Stated exercise -
Convert the stretch of data from its first line through the line containing "label-co2: CO₂ bbox=[954, 195, 1029, 241]" into a JSON list of strings, with one string per line and blank lines left out.

+++ Given data +++

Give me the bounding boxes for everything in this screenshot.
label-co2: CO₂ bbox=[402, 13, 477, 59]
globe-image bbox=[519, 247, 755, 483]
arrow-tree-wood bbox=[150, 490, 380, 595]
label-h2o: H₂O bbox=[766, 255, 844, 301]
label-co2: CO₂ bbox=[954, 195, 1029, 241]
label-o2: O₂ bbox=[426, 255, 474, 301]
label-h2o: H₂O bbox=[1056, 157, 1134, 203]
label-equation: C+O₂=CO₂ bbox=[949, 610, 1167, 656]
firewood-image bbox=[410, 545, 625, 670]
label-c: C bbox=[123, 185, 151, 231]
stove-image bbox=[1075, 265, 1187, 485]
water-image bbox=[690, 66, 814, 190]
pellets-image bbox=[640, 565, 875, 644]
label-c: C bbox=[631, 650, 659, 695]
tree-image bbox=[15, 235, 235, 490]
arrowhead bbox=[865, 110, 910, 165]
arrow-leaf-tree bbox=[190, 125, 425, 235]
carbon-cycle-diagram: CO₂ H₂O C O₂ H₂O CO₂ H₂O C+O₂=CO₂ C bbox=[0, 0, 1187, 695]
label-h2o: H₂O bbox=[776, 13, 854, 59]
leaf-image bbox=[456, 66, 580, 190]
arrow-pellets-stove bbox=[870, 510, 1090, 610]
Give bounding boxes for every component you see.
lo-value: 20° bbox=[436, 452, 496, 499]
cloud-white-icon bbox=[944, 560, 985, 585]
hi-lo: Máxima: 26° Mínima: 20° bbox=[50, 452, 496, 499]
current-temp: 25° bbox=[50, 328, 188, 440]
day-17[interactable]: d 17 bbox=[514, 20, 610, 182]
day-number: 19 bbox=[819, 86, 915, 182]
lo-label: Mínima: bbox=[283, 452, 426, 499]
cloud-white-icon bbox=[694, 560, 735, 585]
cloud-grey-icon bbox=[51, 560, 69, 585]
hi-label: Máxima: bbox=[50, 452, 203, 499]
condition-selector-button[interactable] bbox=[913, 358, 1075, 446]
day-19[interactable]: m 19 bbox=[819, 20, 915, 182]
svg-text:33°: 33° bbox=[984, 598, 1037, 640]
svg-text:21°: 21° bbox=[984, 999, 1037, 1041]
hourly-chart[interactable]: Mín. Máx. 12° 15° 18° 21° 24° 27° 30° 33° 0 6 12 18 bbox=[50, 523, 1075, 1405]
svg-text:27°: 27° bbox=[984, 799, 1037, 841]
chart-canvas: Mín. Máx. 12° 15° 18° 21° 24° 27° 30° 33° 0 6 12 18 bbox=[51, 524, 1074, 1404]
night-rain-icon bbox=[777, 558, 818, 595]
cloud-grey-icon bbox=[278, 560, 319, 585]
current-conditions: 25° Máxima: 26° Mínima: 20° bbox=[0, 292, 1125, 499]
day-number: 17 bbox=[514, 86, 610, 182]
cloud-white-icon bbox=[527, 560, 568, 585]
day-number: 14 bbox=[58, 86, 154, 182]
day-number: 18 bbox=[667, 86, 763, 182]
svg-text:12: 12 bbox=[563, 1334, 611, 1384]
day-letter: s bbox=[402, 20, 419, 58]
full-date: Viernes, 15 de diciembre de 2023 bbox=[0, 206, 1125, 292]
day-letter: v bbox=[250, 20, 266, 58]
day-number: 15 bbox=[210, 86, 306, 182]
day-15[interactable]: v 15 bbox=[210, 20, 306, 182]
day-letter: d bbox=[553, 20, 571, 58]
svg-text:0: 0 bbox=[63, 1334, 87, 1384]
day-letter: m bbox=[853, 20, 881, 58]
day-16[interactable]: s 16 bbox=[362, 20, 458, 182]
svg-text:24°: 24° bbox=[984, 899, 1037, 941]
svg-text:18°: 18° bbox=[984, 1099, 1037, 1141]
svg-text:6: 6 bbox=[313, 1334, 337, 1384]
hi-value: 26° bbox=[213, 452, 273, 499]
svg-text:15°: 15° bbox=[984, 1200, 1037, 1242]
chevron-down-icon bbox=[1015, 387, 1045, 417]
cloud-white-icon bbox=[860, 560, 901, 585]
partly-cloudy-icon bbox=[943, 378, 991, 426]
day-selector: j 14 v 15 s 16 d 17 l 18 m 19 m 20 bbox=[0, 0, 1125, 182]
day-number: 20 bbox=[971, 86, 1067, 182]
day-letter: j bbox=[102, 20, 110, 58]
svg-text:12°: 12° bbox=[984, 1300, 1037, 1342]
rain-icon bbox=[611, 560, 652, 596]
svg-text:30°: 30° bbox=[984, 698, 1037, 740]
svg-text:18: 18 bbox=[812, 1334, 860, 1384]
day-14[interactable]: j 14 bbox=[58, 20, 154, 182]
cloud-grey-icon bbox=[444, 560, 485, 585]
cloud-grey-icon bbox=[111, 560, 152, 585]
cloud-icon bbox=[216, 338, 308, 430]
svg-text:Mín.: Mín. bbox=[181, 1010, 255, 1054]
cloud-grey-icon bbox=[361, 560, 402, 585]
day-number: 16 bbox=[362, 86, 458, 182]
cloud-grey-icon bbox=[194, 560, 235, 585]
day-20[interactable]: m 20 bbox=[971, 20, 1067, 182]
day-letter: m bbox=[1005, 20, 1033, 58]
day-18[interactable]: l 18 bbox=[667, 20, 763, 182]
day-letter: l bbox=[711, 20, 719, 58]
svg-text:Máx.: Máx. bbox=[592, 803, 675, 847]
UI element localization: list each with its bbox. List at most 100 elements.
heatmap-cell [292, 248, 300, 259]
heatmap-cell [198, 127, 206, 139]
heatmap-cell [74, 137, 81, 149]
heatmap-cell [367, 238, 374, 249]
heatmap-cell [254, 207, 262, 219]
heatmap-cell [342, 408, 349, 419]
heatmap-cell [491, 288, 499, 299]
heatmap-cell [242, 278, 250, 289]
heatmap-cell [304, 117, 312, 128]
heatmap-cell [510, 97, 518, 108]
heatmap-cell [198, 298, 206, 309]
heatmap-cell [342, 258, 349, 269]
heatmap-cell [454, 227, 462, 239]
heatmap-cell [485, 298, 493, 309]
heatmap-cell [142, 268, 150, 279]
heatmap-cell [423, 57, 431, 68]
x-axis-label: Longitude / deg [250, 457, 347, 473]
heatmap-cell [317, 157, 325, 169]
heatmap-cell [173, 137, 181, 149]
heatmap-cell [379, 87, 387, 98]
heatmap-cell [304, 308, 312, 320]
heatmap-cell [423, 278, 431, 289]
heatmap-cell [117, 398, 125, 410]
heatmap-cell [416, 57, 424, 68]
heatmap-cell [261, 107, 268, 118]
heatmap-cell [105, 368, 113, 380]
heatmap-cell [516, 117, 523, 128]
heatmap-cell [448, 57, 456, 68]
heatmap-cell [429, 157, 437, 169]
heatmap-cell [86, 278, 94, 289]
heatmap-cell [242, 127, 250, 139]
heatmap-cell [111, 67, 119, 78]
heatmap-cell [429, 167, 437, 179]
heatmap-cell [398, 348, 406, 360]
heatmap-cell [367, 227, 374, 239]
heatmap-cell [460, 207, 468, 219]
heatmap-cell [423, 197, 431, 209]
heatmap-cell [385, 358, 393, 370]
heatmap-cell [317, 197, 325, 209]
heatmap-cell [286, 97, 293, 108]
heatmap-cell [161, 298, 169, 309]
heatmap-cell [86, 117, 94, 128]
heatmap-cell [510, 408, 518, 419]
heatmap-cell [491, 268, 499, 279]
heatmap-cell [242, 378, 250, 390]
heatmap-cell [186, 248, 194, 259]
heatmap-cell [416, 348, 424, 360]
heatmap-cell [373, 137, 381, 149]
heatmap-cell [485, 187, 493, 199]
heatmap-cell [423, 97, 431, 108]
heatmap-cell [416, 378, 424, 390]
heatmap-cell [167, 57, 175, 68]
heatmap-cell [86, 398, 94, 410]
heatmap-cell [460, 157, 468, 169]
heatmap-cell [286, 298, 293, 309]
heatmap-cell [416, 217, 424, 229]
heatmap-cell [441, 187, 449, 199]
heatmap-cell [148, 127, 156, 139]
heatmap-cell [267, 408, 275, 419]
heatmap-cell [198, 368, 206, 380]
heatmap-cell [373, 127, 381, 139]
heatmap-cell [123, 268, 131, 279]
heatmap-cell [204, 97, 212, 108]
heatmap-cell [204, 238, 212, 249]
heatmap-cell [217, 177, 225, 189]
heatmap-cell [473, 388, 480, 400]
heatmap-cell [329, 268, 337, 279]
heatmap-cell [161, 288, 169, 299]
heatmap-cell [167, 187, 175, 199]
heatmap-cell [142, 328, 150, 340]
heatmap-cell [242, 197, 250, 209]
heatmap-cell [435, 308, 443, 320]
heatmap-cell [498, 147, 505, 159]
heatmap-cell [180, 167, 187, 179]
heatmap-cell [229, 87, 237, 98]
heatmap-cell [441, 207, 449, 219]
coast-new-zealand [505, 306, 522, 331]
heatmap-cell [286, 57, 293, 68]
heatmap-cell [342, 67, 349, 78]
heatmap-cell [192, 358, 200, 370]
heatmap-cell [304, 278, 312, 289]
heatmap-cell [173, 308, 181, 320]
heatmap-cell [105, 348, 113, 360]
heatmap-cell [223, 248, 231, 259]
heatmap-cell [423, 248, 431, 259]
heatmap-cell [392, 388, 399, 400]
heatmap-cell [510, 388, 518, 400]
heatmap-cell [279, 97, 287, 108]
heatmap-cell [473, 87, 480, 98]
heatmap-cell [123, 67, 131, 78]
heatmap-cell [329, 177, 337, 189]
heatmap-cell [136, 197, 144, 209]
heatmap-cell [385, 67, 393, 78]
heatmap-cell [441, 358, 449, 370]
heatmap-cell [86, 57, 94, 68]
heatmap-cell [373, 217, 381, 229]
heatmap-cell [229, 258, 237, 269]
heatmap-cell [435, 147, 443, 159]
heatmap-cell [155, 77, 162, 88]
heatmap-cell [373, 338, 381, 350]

+++

Solution to the problem -
[
  "Give me the bounding boxes for everything in this screenshot.",
  "label-co2: CO₂ bbox=[402, 13, 477, 59]",
  "globe-image bbox=[519, 247, 755, 483]",
  "arrow-tree-wood bbox=[150, 490, 380, 595]",
  "label-h2o: H₂O bbox=[766, 255, 844, 301]",
  "label-co2: CO₂ bbox=[954, 195, 1029, 241]"
]